Given task => Single out the lines that include the word "الكتابة". Copy them.

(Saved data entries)
________________________________________

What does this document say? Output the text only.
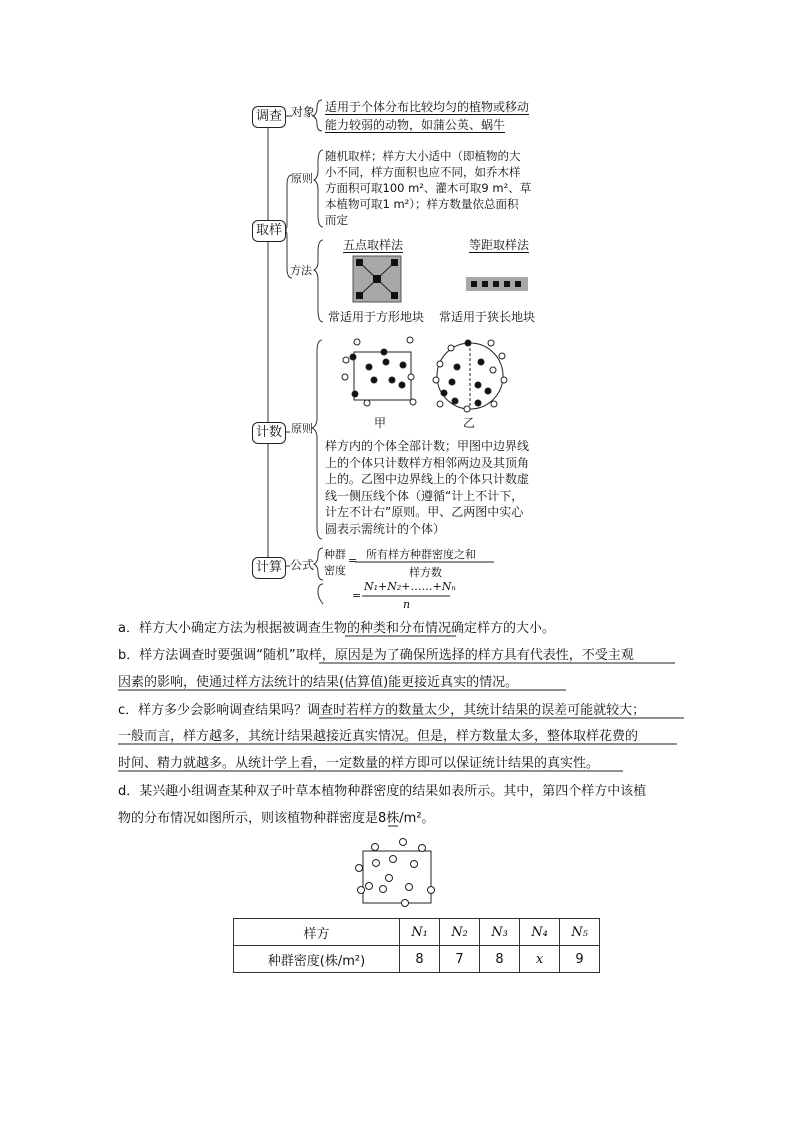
调查
取样
计数
计算
对象
原则
方法
原则
公式
适用于个体分布比较均匀的植物或移动
能力较弱的动物，如蒲公英、蜗牛
随机取样；样方大小适中（即植物的大
小不同，样方面积也应不同，如乔木样
方面积可取100 m²、灌木可取9 m²、草
本植物可取1 m²）；样方数量依总面积
而定
五点取样法	等距取样法
常适用于方形地块 常适用于狭长地块
甲	乙
样方内的个体全部计数；甲图中边界线
上的个体只计数样方相邻两边及其顶角
上的。乙图中边界线上的个体只计数虚
线一侧压线个体（遵循“计上不计下，
计左不计右”原则。甲、乙两图中实心
圆表示需统计的个体）
种群
密度
= 所有样方种群密度之和
样方数
=
N₁+N₂+……+Nₙ
n
a．样方大小确定方法为根据被调查生物的种类和分布情况确定样方的大小。
b．样方法调查时要强调“随机”取样，原因是为了确保所选择的样方具有代表性，不受主观
因素的影响，使通过样方法统计的结果(估算值)能更接近真实的情况。
c．样方多少会影响调查结果吗？调查时若样方的数量太少，其统计结果的误差可能就较大；
一般而言，样方越多，其统计结果越接近真实情况。但是，样方数量太多，整体取样花费的
时间、精力就越多。从统计学上看，一定数量的样方即可以保证统计结果的真实性。
d．某兴趣小组调查某种双子叶草本植物种群密度的结果如表所示。其中，第四个样方中该植
物的分布情况如图所示，则该植物种群密度是8株/m²。
样方	N₁	N₂	N₃	N₄	N₅
种群密度(株/m²)	8	7	8	x	9
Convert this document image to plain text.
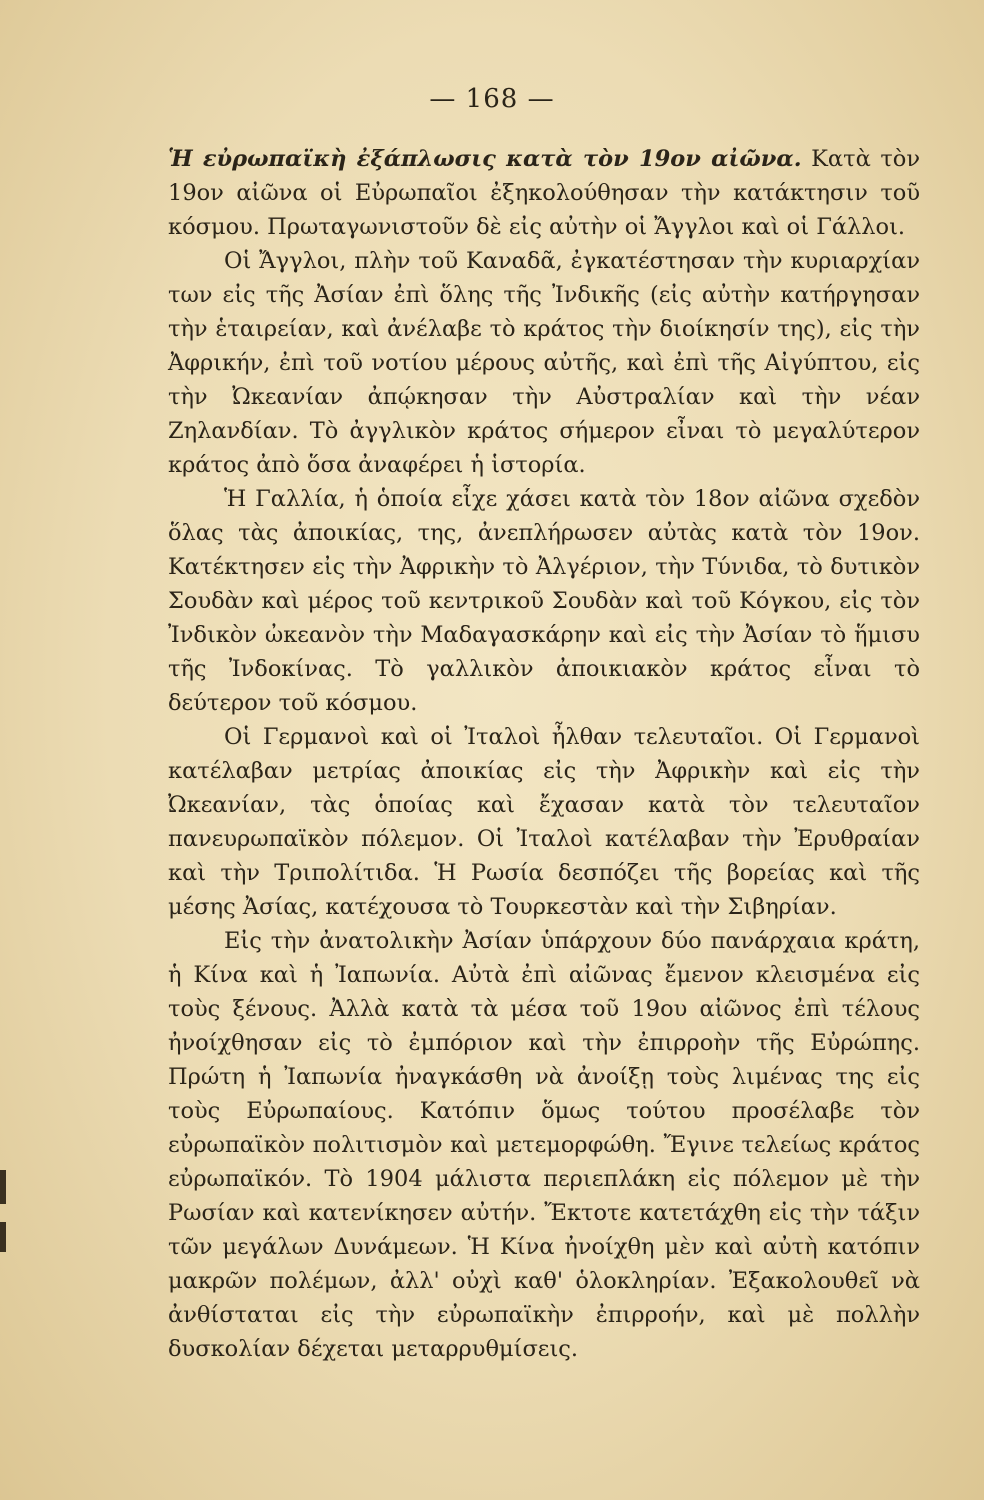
— 168 —

Ἡ εὐρωπαϊκὴ ἐξάπλωσις κατὰ τὸν 19ον αἰῶνα. Κατὰ τὸν 19ον αἰῶνα οἱ Εὐρωπαῖοι ἐξηκολούθησαν τὴν κατάκτησιν τοῦ κόσμου. Πρωταγωνιστοῦν δὲ εἰς αὐτὴν οἱ Ἄγγλοι καὶ οἱ Γάλλοι.

Οἱ Ἄγγλοι, πλὴν τοῦ Καναδᾶ, ἐγκατέστησαν τὴν κυριαρχίαν των εἰς τῆς Ἀσίαν ἐπὶ ὅλης τῆς Ἰνδικῆς (εἰς αὐτὴν κατήργησαν τὴν ἑταιρείαν, καὶ ἀνέλαβε τὸ κράτος τὴν διοίκησίν της), εἰς τὴν Ἀφρικήν, ἐπὶ τοῦ νοτίου μέρους αὐτῆς, καὶ ἐπὶ τῆς Αἰγύπτου, εἰς τὴν Ὠκεανίαν ἀπῴκησαν τὴν Αὐστραλίαν καὶ τὴν νέαν Ζηλανδίαν. Τὸ ἀγγλικὸν κράτος σήμερον εἶναι τὸ μεγαλύτερον κράτος ἀπὸ ὅσα ἀναφέρει ἡ ἱστορία.

Ἡ Γαλλία, ἡ ὁποία εἶχε χάσει κατὰ τὸν 18ον αἰῶνα σχεδὸν ὅλας τὰς ἀποικίας, της, ἀνεπλήρωσεν αὐτὰς κατὰ τὸν 19ον. Κατέκτησεν εἰς τὴν Ἀφρικὴν τὸ Ἀλγέριον, τὴν Τύνιδα, τὸ δυτικὸν Σουδὰν καὶ μέρος τοῦ κεντρικοῦ Σουδὰν καὶ τοῦ Κόγκου, εἰς τὸν Ἰνδικὸν ὠκεανὸν τὴν Μαδαγασκάρην καὶ εἰς τὴν Ἀσίαν τὸ ἥμισυ τῆς Ἰνδοκίνας. Τὸ γαλλικὸν ἀποικιακὸν κράτος εἶναι τὸ δεύτερον τοῦ κόσμου.

Οἱ Γερμανοὶ καὶ οἱ Ἰταλοὶ ἦλθαν τελευταῖοι. Οἱ Γερμανοὶ κατέλαβαν μετρίας ἀποικίας εἰς τὴν Ἀφρικὴν καὶ εἰς τὴν Ὠκεανίαν, τὰς ὁποίας καὶ ἔχασαν κατὰ τὸν τελευταῖον πανευρωπαϊκὸν πόλεμον. Οἱ Ἰταλοὶ κατέλαβαν τὴν Ἐρυθραίαν καὶ τὴν Τριπολίτιδα. Ἡ Ρωσία δεσπόζει τῆς βορείας καὶ τῆς μέσης Ἀσίας, κατέχουσα τὸ Τουρκεστὰν καὶ τὴν Σιβηρίαν.

Εἰς τὴν ἀνατολικὴν Ἀσίαν ὑπάρχουν δύο πανάρχαια κράτη, ἡ Κίνα καὶ ἡ Ἰαπωνία. Αὐτὰ ἐπὶ αἰῶνας ἔμενον κλεισμένα εἰς τοὺς ξένους. Ἀλλὰ κατὰ τὰ μέσα τοῦ 19ου αἰῶνος ἐπὶ τέλους ἠνοίχθησαν εἰς τὸ ἐμπόριον καὶ τὴν ἐπιρροὴν τῆς Εὐρώπης. Πρώτη ἡ Ἰαπωνία ἠναγκάσθη νὰ ἀνοίξῃ τοὺς λιμένας της εἰς τοὺς Εὐρωπαίους. Κατόπιν ὅμως τούτου προσέλαβε τὸν εὐρωπαϊκὸν πολιτισμὸν καὶ μετεμορφώθη. Ἔγινε τελείως κράτος εὐρωπαϊκόν. Τὸ 1904 μάλιστα περιεπλάκη εἰς πόλεμον μὲ τὴν Ρωσίαν καὶ κατενίκησεν αὐτήν. Ἔκτοτε κατετάχθη εἰς τὴν τάξιν τῶν μεγάλων Δυνάμεων. Ἡ Κίνα ἠνοίχθη μὲν καὶ αὐτὴ κατόπιν μακρῶν πολέμων, ἀλλ' οὐχὶ καθ' ὁλοκληρίαν. Ἐξακολουθεῖ νὰ ἀνθίσταται εἰς τὴν εὐρωπαϊκὴν ἐπιρροήν, καὶ μὲ πολλὴν δυσκολίαν δέχεται μεταρρυθμίσεις.
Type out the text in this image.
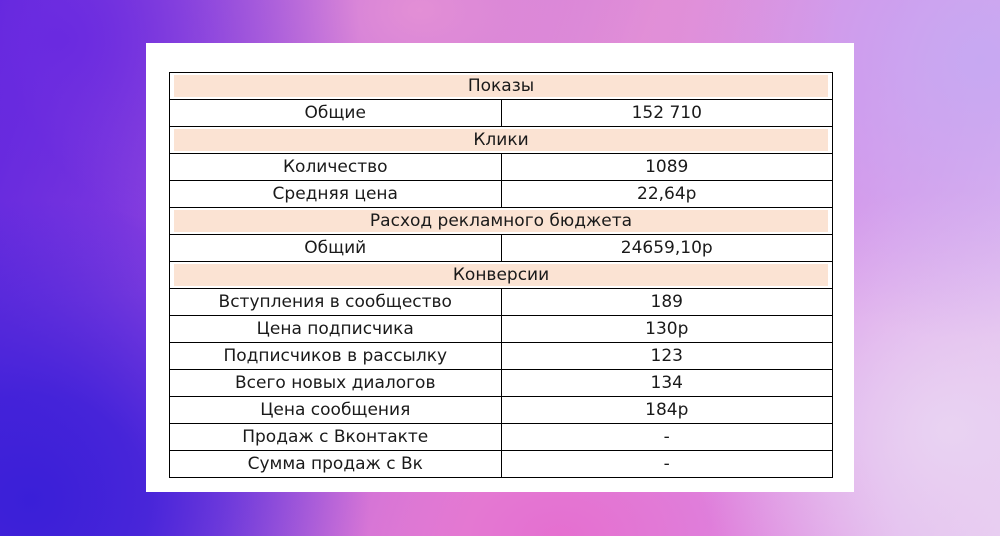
Показы	

Общие	152 710

Клики	

Количество	1089
Средняя цена	22,64р

Расход рекламного бюджета	

Общий	24659,10р

Конверсии	

Вступления в сообщество	189
Цена подписчика	130р
Подписчиков в рассылку	123
Всего новых диалогов	134
Цена сообщения	184р
Продаж с Вконтакте	-
Сумма продаж с Вк	-
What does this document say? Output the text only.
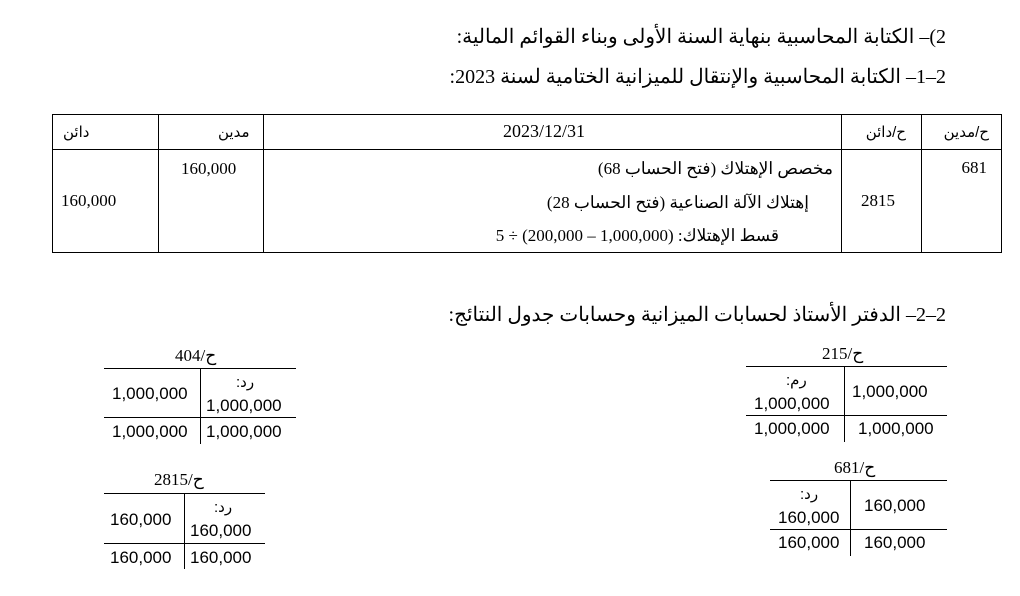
2)– الكتابة المحاسبية بنهاية السنة الأولى وبناء القوائم المالية:
2–1– الكتابة المحاسبية والإنتقال للميزانية الختامية لسنة 2023:
2–2– الدفتر الأستاذ لحسابات الميزانية وحسابات جدول النتائج:
ح/مدين
ح/دائن
2023/12/31
مدين
دائن
681
2815
مخصص الإهتلاك (فتح الحساب 68)
إهتلاك الآلة الصناعية (فتح الحساب 28)
قسط الإهتلاك: (1,000,000 – 200,000) ÷ 5
160,000
160,000
ح/215
رم:
1,000,000
1,000,000
1,000,000 1,000,000
ح/681
رد:
160,000
160,000
160,000 160,000
ح/404
1,000,000
رد:
1,000,000
1,000,000 1,000,000
ح/2815
160,000
رد:
160,000
160,000 160,000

________________________________________

Exercise response =>
2)– الكتابة المحاسبية بنهاية السنة الأولى وبناء القوائم المالية:
2–1– الكتابة المحاسبية والإنتقال للميزانية الختامية لسنة 2023:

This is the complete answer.